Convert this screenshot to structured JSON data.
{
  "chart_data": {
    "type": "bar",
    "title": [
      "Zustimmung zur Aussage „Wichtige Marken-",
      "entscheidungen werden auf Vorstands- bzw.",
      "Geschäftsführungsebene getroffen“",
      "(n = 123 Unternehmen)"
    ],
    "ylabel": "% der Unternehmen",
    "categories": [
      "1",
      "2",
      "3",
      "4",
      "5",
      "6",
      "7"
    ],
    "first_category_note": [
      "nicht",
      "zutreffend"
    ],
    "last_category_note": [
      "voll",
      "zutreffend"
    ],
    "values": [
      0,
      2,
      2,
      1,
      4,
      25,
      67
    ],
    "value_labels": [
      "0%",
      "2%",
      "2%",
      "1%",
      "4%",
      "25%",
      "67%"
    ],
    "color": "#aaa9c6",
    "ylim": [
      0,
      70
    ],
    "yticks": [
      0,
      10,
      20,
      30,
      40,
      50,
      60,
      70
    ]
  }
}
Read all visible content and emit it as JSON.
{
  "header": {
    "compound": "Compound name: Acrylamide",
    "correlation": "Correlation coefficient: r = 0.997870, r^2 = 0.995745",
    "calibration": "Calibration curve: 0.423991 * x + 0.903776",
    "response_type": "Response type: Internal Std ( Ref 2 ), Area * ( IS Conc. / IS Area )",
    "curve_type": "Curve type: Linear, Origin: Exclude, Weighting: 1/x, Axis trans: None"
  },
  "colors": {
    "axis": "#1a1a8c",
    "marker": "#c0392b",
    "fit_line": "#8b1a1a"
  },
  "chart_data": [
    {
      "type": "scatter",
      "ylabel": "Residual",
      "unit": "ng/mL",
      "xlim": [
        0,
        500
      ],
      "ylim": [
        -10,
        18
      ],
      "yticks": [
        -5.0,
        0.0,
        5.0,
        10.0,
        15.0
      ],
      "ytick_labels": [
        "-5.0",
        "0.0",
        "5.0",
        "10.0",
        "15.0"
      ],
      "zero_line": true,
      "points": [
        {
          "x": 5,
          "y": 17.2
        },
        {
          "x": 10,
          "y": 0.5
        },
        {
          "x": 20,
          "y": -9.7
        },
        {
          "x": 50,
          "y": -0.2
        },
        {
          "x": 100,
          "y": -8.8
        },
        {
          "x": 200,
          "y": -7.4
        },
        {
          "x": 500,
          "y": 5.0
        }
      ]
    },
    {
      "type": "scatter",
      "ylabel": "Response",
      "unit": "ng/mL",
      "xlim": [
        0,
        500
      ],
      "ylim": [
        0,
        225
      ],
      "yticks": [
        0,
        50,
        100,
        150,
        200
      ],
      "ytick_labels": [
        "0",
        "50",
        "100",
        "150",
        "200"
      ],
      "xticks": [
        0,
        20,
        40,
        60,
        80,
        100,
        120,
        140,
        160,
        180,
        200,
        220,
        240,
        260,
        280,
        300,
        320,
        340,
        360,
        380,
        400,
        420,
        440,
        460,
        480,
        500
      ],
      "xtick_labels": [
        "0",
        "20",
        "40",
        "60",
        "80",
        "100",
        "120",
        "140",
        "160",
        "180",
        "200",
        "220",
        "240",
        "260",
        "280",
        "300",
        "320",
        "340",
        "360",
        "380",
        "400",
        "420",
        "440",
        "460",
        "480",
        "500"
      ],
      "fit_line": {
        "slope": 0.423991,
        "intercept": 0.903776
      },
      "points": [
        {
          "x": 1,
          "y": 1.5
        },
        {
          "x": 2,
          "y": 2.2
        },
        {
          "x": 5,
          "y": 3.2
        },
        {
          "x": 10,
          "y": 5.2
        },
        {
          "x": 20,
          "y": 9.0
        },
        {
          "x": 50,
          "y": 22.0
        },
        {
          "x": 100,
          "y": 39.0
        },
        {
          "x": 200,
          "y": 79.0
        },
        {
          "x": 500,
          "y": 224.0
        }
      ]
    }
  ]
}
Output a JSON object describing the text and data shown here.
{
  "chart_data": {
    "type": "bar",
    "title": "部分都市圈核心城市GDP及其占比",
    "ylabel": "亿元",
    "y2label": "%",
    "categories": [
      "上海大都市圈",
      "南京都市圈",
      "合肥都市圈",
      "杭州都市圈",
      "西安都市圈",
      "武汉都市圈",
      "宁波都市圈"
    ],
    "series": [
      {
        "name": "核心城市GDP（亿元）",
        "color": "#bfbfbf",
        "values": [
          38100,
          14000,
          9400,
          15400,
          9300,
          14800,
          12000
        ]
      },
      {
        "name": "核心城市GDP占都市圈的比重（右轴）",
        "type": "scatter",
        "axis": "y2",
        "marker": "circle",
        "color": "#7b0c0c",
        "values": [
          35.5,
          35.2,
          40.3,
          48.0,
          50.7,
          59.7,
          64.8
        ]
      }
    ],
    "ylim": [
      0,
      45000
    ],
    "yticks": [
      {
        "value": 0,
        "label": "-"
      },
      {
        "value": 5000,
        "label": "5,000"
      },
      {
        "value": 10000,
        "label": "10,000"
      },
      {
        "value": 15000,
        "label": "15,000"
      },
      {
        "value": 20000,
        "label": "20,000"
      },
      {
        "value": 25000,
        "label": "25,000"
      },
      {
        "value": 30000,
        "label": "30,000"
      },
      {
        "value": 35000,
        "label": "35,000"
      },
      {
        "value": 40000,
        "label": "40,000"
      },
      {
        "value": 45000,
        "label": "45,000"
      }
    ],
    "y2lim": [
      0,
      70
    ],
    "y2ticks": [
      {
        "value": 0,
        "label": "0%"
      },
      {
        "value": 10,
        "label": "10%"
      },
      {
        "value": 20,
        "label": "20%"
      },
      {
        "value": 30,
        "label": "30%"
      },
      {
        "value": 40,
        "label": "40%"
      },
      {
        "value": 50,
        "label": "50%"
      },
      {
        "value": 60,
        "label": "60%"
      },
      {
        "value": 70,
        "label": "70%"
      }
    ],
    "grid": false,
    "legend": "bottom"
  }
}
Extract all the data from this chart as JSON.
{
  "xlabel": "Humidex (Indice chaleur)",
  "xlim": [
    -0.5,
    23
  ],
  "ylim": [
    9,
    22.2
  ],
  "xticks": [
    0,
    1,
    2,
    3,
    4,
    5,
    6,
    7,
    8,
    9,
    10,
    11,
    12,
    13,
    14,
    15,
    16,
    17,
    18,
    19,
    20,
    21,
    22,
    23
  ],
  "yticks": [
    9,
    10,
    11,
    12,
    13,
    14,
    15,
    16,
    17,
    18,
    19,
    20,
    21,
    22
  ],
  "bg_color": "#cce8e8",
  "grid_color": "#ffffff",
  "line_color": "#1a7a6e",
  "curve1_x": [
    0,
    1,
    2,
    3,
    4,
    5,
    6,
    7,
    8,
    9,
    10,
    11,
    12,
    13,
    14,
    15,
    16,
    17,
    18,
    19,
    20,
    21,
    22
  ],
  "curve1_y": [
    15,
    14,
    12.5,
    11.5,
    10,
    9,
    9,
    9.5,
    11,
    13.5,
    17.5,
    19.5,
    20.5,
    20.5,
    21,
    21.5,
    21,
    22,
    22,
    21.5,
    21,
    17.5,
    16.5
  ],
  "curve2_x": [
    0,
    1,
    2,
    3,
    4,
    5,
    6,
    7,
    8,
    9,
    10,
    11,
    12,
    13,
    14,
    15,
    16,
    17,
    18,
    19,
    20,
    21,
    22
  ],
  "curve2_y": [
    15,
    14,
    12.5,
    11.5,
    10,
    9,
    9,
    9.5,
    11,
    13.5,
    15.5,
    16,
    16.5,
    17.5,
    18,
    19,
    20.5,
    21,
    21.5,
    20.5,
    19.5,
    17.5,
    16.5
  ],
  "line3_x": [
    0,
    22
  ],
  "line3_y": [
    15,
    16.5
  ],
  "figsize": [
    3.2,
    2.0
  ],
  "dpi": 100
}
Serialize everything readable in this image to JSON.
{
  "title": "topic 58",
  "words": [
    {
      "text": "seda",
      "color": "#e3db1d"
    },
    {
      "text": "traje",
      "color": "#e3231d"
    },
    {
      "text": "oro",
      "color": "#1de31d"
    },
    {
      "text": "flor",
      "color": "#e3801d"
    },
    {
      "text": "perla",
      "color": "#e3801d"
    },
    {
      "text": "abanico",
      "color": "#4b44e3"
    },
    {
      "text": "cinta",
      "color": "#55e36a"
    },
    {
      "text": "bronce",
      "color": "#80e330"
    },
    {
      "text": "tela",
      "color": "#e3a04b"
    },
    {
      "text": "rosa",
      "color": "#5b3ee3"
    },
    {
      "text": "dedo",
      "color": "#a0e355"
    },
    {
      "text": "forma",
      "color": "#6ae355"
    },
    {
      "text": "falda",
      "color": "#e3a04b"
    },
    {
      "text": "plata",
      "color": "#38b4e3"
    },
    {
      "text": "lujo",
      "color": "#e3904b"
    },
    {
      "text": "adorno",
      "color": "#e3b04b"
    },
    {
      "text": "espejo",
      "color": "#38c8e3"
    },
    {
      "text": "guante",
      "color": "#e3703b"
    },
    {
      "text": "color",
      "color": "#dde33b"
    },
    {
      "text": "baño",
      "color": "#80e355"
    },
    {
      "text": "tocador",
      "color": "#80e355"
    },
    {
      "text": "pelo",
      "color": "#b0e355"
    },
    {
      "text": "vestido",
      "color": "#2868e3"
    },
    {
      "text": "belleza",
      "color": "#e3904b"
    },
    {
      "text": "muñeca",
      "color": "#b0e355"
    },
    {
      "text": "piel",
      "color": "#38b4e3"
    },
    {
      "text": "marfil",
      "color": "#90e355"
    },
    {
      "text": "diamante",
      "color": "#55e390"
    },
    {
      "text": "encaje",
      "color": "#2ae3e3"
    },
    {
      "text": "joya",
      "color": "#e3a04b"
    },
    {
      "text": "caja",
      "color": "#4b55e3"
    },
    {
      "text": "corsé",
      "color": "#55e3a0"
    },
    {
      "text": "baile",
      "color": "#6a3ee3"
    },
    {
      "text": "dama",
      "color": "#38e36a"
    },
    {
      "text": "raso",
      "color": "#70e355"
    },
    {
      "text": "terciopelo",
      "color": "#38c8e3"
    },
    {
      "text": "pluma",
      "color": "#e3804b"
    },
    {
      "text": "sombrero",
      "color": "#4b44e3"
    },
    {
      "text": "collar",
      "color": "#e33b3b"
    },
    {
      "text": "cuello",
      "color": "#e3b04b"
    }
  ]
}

* * * * * * *

__REQUIREMENT__:
Tally the lines of the data that contain the string "ylabel" and report the total alone.

__FULL ANSWER__:
4